### [Work to be completed]
Only the pictures are to be left out; set down the rest of the records exactly.
# START OF Supplied records
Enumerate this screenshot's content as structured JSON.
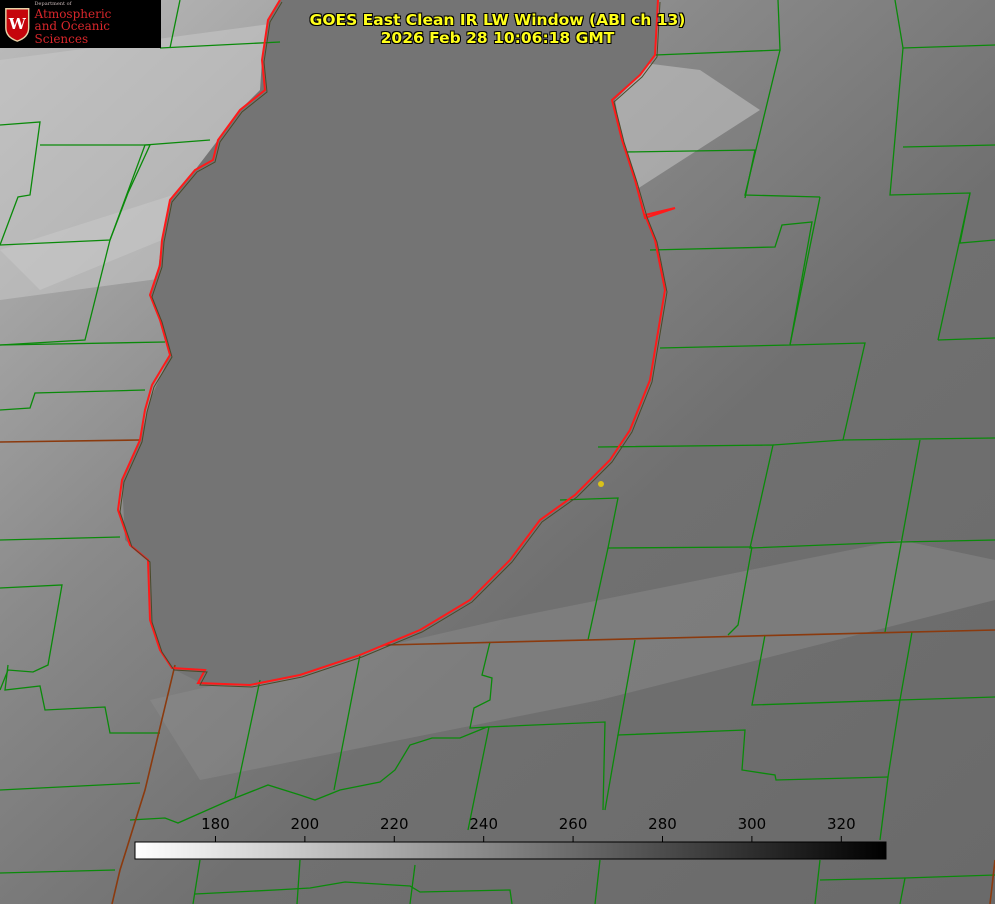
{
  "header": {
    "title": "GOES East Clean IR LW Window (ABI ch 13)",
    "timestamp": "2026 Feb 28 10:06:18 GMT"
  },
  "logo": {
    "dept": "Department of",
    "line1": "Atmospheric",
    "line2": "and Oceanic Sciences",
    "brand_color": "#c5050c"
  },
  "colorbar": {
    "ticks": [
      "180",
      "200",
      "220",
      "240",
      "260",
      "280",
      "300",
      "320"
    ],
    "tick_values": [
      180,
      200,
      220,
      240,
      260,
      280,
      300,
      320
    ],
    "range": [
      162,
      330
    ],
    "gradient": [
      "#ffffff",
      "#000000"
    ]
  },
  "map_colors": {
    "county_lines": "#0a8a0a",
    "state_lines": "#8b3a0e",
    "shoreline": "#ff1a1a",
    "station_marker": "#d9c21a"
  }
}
# END OF Supplied records
### [Solution for this exercise]
Enumerate this screenshot's content as structured JSON.
{
  "header": {
    "title": "GOES East Clean IR LW Window (ABI ch 13)",
    "timestamp": "2026 Feb 28 10:06:18 GMT"
  },
  "logo": {
    "dept": "Department of",
    "line1": "Atmospheric",
    "line2": "and Oceanic Sciences",
    "brand_color": "#c5050c"
  },
  "colorbar": {
    "ticks": [
      "180",
      "200",
      "220",
      "240",
      "260",
      "280",
      "300",
      "320"
    ],
    "tick_values": [
      180,
      200,
      220,
      240,
      260,
      280,
      300,
      320
    ],
    "range": [
      162,
      330
    ],
    "gradient": [
      "#ffffff",
      "#000000"
    ]
  },
  "map_colors": {
    "county_lines": "#0a8a0a",
    "state_lines": "#8b3a0e",
    "shoreline": "#ff1a1a",
    "station_marker": "#d9c21a"
  }
}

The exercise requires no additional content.